Wherever the string "punctele" occurs in a line of these records, report that line.

▶ Collected data entries
>>>

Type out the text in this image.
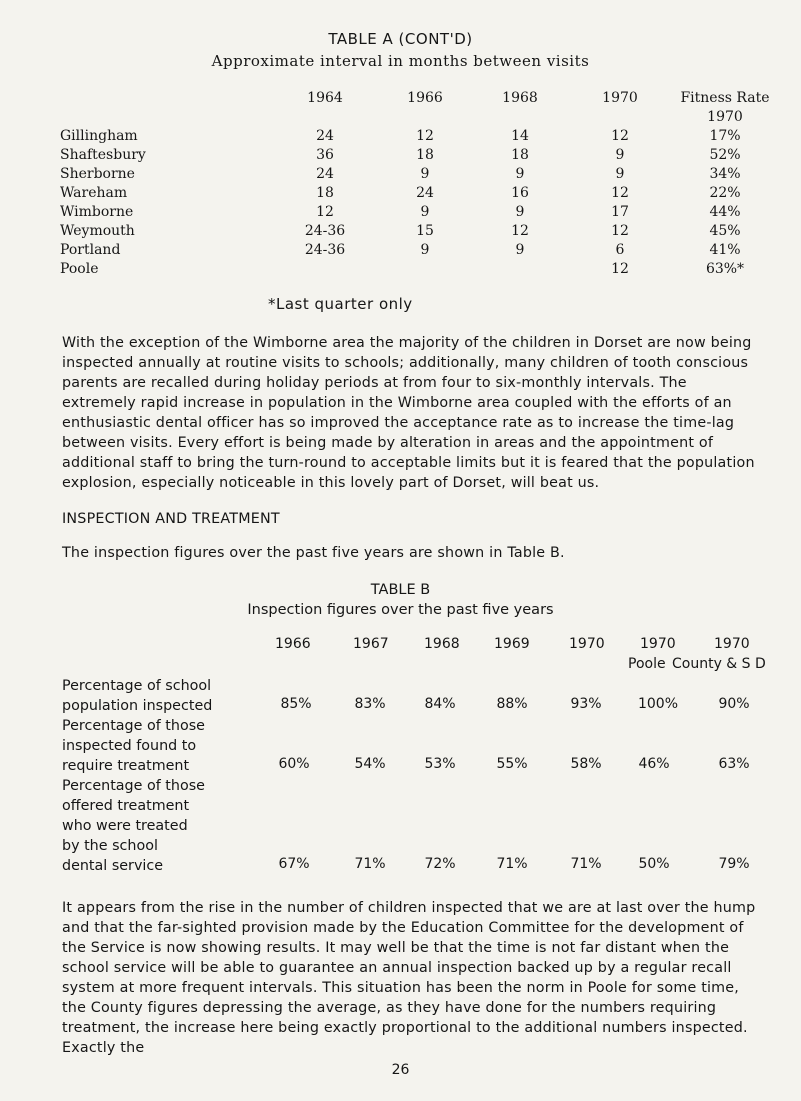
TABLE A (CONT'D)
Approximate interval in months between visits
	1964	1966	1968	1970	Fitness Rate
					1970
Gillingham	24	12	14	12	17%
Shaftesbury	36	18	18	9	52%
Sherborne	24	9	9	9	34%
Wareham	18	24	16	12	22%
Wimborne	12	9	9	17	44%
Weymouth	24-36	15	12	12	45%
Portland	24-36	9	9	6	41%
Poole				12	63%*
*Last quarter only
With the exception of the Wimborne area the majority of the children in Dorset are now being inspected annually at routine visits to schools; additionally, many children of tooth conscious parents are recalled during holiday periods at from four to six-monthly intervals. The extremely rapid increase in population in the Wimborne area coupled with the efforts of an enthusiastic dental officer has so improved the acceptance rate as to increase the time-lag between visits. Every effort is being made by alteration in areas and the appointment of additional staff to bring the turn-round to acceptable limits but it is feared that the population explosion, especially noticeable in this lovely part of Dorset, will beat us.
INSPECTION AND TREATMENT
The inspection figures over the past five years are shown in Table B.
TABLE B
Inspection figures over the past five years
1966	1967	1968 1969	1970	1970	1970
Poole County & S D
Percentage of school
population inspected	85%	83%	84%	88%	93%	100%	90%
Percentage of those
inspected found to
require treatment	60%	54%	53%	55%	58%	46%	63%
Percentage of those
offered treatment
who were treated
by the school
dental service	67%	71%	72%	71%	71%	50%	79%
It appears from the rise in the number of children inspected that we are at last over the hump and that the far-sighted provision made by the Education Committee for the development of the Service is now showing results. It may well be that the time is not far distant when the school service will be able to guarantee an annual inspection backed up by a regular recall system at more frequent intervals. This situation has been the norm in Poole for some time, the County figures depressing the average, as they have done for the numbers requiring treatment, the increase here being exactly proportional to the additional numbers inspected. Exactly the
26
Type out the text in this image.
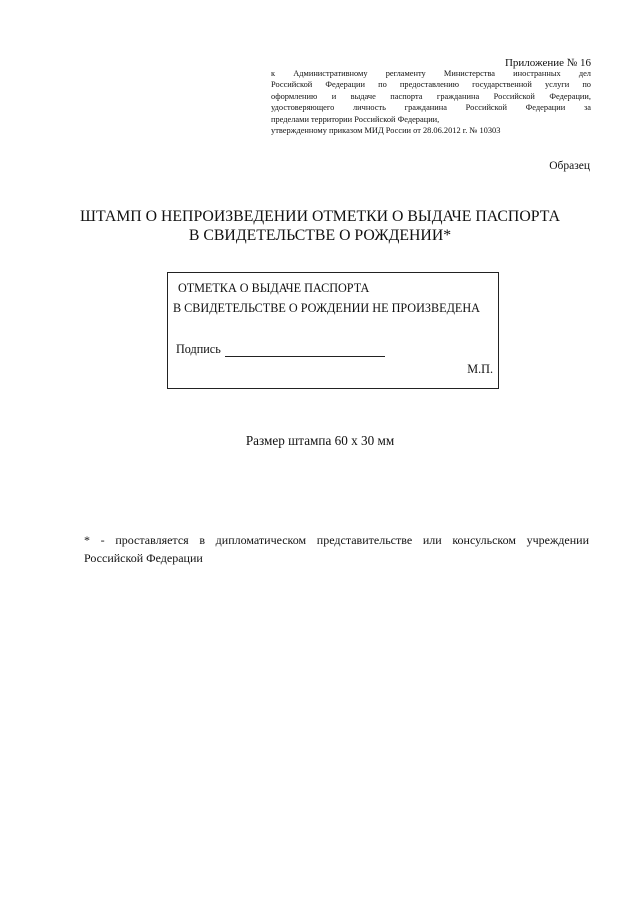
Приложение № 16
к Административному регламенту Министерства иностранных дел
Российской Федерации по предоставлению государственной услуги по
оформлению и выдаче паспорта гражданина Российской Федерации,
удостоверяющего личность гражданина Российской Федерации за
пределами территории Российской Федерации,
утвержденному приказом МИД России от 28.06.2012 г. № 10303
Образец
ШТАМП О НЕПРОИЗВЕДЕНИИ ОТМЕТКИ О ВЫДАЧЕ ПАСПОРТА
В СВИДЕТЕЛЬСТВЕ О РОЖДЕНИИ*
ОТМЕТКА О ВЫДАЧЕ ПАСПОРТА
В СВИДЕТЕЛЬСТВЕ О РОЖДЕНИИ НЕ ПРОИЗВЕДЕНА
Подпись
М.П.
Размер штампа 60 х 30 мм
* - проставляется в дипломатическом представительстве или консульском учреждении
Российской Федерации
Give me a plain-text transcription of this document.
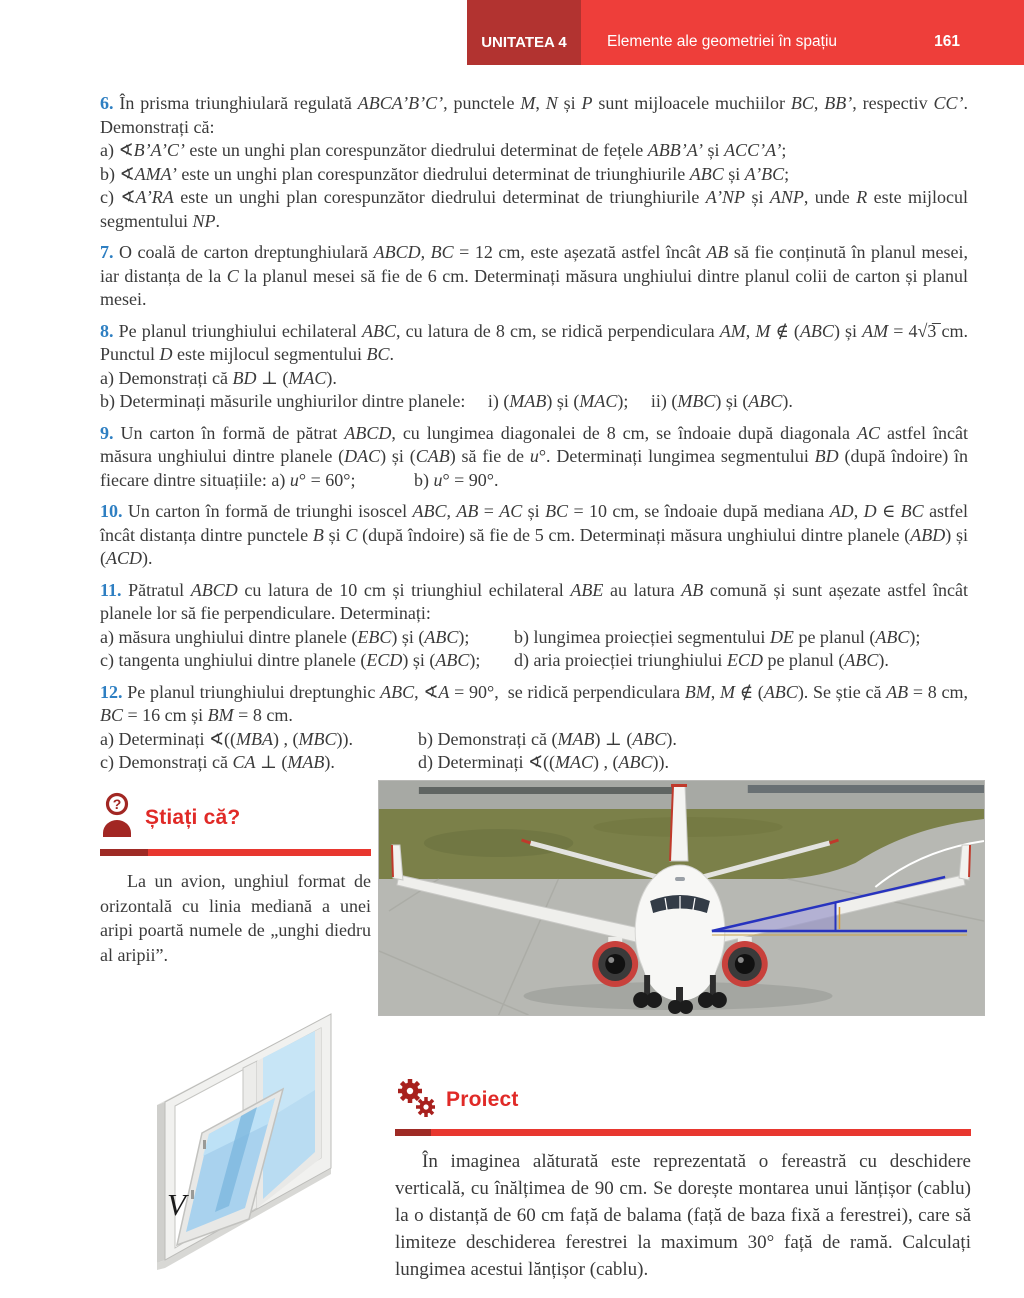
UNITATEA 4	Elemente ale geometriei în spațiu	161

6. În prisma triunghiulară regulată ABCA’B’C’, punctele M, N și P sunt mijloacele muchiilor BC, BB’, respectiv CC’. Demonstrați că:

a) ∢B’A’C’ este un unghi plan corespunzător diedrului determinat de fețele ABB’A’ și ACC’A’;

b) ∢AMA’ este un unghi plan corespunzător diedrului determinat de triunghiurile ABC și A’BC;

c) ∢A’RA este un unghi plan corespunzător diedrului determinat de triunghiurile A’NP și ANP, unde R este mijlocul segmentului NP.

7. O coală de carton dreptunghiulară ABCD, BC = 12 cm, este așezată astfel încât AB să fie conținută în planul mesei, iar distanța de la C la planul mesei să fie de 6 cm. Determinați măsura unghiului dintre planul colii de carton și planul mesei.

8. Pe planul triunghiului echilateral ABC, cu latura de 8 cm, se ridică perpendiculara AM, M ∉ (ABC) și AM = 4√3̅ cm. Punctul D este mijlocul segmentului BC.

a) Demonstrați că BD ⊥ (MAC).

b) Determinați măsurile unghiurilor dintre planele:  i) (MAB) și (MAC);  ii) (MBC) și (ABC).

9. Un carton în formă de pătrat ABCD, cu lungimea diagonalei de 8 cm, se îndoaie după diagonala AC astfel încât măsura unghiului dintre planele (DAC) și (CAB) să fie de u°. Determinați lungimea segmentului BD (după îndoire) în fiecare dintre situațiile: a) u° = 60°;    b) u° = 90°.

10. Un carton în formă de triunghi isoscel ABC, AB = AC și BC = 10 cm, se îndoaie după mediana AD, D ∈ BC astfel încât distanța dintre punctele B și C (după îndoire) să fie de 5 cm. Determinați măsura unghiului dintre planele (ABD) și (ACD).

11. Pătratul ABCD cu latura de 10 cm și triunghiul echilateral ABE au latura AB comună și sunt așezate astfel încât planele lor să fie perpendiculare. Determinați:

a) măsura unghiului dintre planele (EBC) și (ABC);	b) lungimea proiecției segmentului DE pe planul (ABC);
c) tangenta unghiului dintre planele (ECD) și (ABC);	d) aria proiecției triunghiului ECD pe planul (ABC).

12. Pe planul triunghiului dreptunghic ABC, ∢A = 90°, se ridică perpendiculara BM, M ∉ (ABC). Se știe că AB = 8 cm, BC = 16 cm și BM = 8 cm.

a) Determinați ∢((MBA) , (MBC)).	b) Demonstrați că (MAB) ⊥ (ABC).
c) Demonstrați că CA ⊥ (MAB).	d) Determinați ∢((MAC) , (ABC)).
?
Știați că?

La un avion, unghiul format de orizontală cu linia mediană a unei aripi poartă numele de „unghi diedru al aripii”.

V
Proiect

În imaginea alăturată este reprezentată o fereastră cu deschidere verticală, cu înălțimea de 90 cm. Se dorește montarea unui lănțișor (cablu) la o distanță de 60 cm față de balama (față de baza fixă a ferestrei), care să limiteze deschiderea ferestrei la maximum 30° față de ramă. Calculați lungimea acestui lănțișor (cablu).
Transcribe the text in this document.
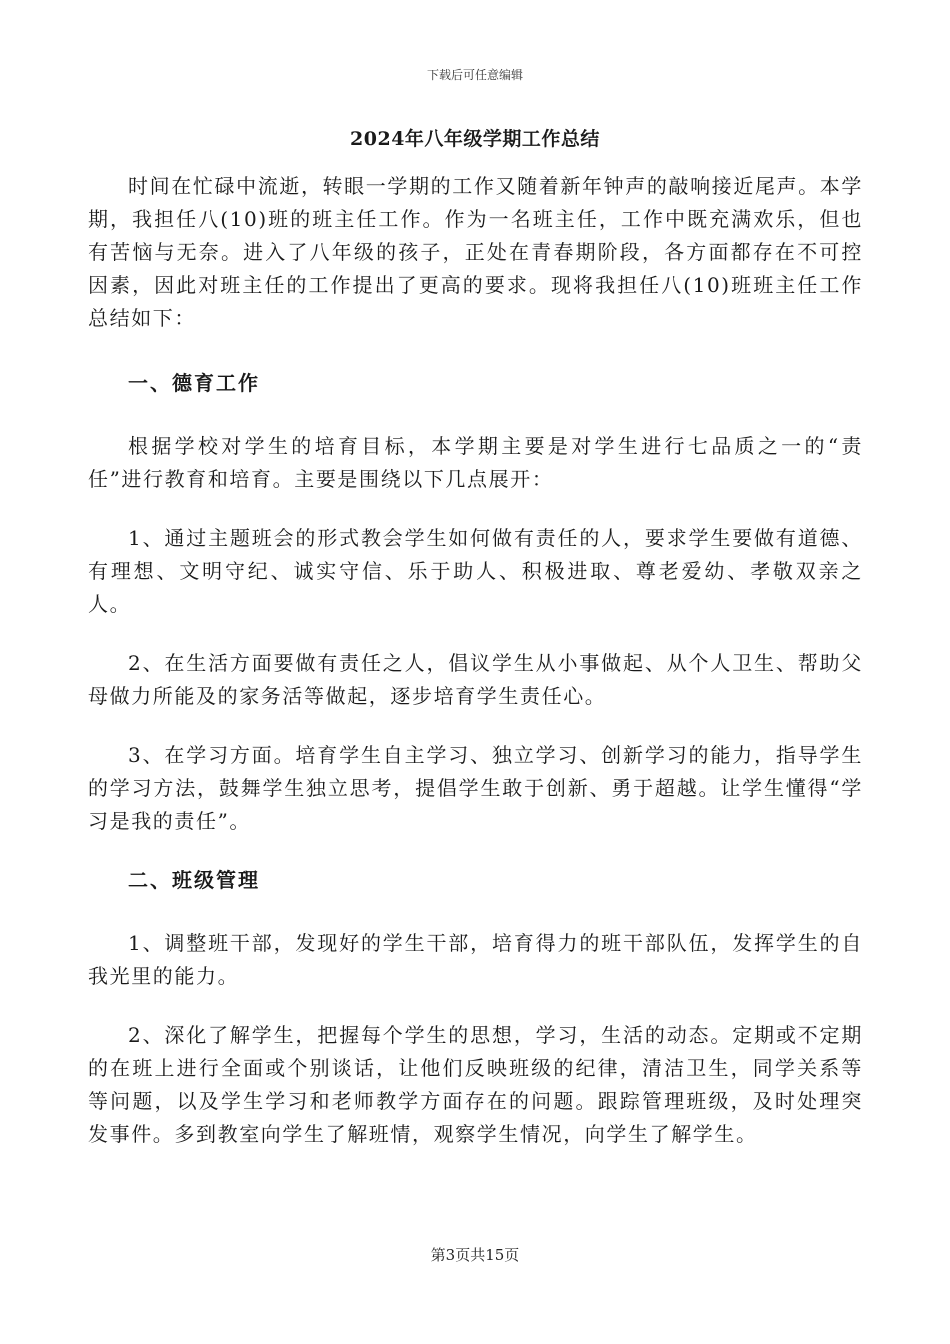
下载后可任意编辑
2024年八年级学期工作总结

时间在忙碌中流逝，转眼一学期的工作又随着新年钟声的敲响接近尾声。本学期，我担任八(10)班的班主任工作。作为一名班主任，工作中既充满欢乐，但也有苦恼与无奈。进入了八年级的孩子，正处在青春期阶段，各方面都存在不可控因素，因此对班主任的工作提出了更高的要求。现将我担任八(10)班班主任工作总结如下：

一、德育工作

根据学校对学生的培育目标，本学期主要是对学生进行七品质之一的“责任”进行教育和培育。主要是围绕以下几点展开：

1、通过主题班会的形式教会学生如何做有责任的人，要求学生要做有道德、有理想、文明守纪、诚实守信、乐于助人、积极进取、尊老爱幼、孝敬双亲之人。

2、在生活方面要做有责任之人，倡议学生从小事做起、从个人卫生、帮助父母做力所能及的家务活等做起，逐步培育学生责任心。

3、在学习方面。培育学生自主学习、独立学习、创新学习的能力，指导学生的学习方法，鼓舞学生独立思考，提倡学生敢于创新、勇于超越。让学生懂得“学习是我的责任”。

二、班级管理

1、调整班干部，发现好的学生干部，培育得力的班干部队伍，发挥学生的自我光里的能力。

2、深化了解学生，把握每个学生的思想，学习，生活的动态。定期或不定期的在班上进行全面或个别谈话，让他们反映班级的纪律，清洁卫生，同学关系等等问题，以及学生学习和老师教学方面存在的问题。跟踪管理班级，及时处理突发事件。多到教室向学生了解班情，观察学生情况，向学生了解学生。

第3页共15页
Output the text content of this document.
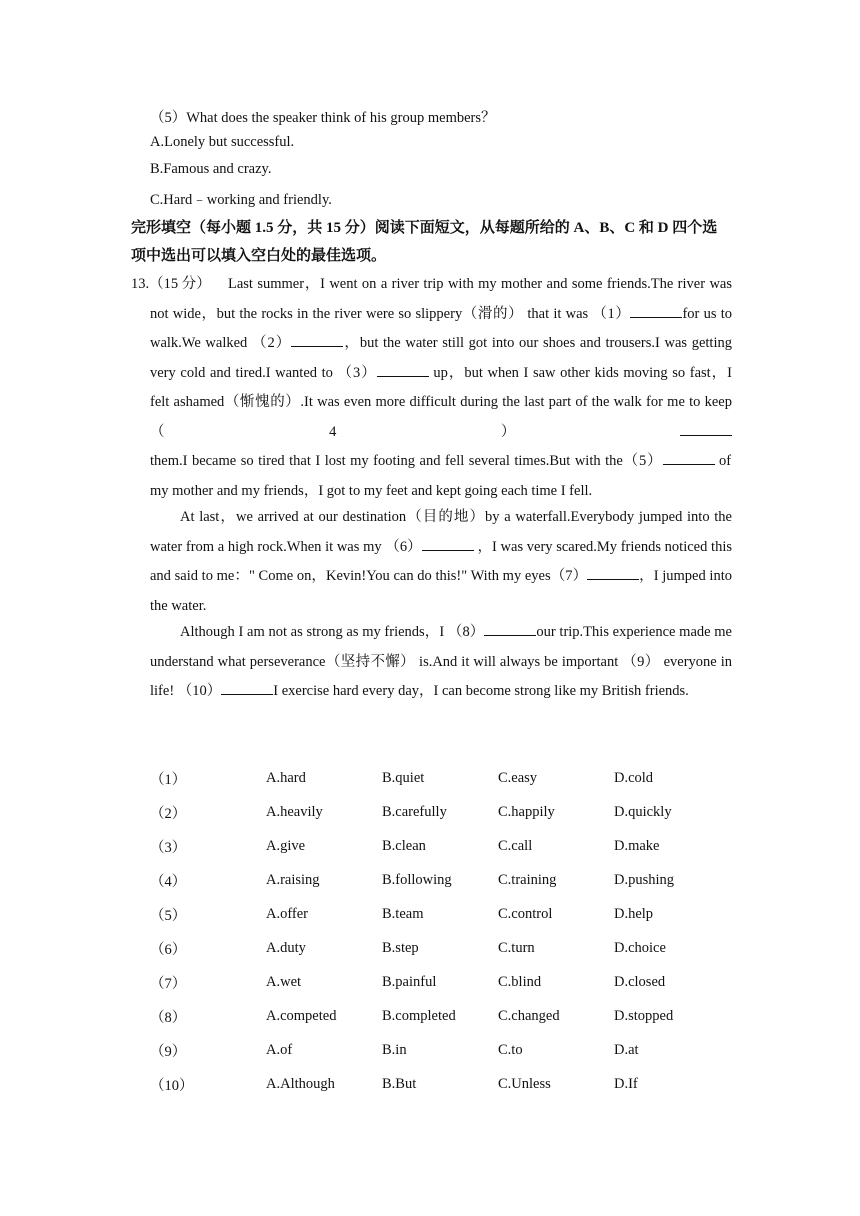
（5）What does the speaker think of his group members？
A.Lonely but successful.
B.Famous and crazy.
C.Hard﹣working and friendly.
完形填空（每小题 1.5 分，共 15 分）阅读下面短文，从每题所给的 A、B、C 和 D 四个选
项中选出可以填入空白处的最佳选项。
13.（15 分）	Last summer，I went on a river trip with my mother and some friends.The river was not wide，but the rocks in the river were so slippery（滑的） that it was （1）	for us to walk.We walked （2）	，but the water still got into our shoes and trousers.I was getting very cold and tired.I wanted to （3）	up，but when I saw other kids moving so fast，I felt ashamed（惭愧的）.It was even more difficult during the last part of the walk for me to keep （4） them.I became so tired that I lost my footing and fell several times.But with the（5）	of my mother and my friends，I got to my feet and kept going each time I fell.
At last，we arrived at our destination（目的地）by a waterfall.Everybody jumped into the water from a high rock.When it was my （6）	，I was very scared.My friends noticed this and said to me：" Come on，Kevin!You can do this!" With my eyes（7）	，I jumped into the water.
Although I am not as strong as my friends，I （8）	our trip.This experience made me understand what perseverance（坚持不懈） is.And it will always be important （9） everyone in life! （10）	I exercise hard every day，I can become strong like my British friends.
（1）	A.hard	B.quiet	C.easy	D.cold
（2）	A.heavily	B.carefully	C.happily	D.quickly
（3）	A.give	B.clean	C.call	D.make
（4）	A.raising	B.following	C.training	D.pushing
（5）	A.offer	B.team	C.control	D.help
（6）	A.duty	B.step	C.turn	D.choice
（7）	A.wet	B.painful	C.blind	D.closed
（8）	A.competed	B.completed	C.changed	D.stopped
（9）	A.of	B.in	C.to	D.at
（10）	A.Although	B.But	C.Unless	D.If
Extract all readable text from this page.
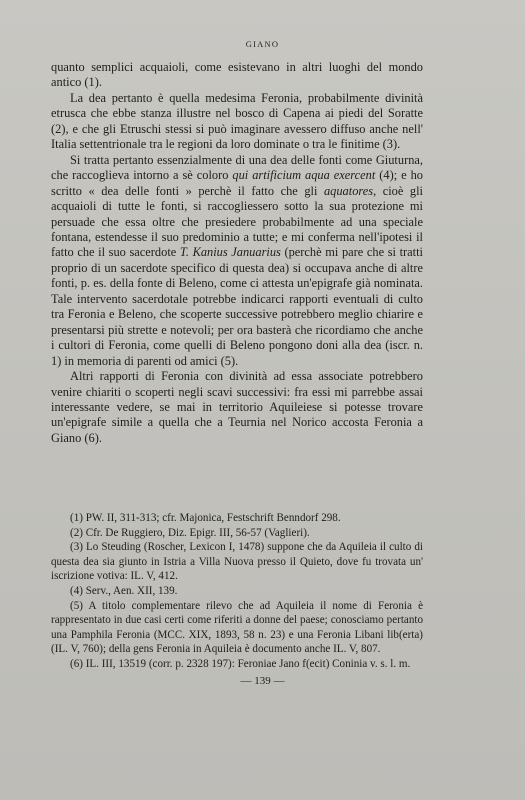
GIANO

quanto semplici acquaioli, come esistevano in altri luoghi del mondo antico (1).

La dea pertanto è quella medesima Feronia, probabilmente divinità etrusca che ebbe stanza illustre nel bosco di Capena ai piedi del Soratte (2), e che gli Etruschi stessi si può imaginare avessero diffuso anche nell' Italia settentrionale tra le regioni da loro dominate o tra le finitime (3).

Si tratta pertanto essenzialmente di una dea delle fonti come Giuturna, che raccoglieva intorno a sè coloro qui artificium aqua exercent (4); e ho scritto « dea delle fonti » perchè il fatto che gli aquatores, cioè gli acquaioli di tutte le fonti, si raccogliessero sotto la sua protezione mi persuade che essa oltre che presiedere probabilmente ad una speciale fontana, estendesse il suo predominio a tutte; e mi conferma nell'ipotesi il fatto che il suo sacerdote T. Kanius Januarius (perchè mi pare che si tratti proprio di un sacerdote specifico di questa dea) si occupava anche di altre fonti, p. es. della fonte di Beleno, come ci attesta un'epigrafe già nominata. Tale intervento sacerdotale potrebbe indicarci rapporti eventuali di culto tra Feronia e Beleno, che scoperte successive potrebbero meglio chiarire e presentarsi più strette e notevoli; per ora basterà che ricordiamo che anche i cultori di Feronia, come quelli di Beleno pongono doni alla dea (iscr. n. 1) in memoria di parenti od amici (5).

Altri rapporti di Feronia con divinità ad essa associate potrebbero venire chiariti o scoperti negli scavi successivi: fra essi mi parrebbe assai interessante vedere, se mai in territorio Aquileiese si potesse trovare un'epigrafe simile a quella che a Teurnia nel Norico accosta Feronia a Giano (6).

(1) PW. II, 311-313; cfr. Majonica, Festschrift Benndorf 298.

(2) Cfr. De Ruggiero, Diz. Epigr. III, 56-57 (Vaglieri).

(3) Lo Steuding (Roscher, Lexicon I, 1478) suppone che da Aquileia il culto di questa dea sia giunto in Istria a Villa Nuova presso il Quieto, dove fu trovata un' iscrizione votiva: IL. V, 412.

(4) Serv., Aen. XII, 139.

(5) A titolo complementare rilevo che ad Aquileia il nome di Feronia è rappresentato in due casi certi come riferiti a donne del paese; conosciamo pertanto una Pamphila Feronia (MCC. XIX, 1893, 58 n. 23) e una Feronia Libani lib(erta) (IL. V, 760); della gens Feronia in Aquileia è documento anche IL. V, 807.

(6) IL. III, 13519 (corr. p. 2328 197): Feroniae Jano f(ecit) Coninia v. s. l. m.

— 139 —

<<<

▶ Exercise answer
6. În prisma triunghiulară regulată ABCA’B’C’, punctele M, N și P sunt mijloacele muchiilor BC, BB’, respectiv CC’. Demonstrați că:
10. Un carton în formă de triunghi isoscel ABC, AB = AC și BC = 10 cm, se îndoaie după mediana AD, D ∈ BC astfel încât distanța dintre punctele B și C (după îndoire) să fie de 5 cm. Determinați măsura unghiului dintre planele (ABD) și (ACD).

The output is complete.